**Tasks for this exercise**.
a. According to the Metamath page on theorem pm11.59, who contributed this theorem?
b. Extend the Metamath proof page for theorem pm11.59 from where it stops.

**Document passage**.
Metamath Proof Explorer

Theorem pm11.59

Description: Theorem *11.59 in WhiteheadRussell p. 165. (Contributed by Andrew Salmon, 25-May-2011)

		Ref	Expression
	Assertion	pm11.59	⊢ ( ∀ 𝑥 ( 𝜑 → 𝜓 ) → ∀ 𝑦 ∀ 𝑥 ( ( 𝜑 ∧ [ 𝑦 / 𝑥 ] 𝜑 ) → ( 𝜓 ∧ [ 𝑦 / 𝑥 ] 𝜓 ) ) )

Proof

Step	Hyp	Ref	Expression
1		nfv	⊢ Ⅎ 𝑦 ( 𝜑 → 𝜓 )
2	1	nfal	⊢ Ⅎ 𝑦 ∀ 𝑥 ( 𝜑 → 𝜓 )
3		sp	⊢ ( ∀ 𝑥 ( 𝜑 → 𝜓 ) → ( 𝜑 → 𝜓 ) )
4		spsbim	⊢ ( ∀ 𝑥 ( 𝜑 → 𝜓 ) → ( [ 𝑦 / 𝑥 ] 𝜑 → [ 𝑦 / 𝑥 ] 𝜓 ) )

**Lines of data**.

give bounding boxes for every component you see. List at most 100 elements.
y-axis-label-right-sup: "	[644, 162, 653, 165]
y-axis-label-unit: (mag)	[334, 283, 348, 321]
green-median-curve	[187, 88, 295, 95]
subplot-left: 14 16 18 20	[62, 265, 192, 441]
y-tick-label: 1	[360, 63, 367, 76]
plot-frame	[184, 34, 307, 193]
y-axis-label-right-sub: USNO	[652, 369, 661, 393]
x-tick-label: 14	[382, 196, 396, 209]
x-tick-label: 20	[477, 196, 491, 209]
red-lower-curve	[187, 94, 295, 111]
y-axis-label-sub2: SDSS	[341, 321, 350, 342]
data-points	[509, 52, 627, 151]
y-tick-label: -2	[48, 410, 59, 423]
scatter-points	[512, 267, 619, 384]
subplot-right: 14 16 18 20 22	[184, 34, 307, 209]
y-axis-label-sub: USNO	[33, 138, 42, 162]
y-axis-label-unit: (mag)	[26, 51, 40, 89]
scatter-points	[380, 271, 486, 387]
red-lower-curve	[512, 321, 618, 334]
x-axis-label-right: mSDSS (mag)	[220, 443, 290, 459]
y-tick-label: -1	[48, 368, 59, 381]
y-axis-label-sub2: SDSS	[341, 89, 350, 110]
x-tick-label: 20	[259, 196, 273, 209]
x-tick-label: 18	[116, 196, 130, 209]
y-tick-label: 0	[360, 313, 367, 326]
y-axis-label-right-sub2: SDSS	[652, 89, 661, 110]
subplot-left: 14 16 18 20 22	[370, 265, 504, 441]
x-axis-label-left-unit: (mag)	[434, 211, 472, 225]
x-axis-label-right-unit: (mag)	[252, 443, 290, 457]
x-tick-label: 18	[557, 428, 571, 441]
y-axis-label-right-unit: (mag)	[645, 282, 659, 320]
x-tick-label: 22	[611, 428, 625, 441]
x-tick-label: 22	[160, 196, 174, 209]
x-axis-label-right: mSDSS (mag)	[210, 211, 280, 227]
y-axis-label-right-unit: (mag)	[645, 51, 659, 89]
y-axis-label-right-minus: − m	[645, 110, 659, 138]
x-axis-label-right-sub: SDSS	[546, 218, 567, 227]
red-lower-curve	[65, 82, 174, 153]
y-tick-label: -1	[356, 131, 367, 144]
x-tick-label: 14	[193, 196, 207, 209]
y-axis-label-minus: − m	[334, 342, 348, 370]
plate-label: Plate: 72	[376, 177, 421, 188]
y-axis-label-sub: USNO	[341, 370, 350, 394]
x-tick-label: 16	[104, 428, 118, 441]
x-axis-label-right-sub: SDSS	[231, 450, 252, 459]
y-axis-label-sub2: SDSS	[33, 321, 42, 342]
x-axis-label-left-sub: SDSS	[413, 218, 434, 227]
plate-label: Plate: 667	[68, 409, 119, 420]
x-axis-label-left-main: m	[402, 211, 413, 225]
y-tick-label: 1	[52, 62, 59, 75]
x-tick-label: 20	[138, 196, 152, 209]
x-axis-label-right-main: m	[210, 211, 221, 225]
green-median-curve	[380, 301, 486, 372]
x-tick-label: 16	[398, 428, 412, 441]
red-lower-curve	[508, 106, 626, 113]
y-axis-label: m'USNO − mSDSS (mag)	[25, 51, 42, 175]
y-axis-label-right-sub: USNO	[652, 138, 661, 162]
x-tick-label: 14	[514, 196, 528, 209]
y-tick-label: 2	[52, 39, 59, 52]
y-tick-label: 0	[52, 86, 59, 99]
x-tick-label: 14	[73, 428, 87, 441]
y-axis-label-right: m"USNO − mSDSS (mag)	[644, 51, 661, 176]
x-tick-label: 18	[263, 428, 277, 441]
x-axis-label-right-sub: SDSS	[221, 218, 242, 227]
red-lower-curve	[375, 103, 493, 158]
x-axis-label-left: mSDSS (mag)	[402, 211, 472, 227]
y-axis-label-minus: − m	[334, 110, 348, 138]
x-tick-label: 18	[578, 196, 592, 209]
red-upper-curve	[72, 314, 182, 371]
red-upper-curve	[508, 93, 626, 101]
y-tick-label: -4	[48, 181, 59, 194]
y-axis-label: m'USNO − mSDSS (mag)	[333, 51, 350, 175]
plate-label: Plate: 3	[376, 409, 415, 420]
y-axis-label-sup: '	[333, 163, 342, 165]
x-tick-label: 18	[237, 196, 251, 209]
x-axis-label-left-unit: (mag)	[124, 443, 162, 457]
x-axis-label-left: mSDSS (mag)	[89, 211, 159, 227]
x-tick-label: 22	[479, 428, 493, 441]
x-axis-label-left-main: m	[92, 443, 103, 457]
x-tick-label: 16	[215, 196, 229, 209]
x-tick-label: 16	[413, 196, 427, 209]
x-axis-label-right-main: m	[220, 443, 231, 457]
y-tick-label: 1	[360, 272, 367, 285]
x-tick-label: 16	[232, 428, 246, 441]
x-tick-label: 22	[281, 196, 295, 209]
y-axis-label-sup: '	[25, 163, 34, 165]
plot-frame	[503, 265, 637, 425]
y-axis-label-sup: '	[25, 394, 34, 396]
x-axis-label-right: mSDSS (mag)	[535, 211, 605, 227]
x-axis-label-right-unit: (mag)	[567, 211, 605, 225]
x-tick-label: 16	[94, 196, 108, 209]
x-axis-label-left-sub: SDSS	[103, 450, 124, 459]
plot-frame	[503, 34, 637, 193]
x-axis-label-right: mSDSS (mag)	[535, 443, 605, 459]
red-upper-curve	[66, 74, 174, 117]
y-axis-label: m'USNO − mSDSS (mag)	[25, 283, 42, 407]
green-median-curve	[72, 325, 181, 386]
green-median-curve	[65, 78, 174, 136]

**Answers for the tasks**.
a. Andrew Salmon

b.
5	3 4	anim12d	⊢ ( ∀ 𝑥 ( 𝜑 → 𝜓 ) → ( ( 𝜑 ∧ [ 𝑦 / 𝑥 ] 𝜑 ) → ( 𝜓 ∧ [ 𝑦 / 𝑥 ] 𝜓 ) ) )
6	5	axc4i	⊢ ( ∀ 𝑥 ( 𝜑 → 𝜓 ) → ∀ 𝑥 ( ( 𝜑 ∧ [ 𝑦 / 𝑥 ] 𝜑 ) → ( 𝜓 ∧ [ 𝑦 / 𝑥 ] 𝜓 ) ) )
7	2 6	alrimi	⊢ ( ∀ 𝑥 ( 𝜑 → 𝜓 ) → ∀ 𝑦 ∀ 𝑥 ( ( 𝜑 ∧ [ 𝑦 / 𝑥 ] 𝜑 ) → ( 𝜓 ∧ [ 𝑦 / 𝑥 ] 𝜓 ) ) )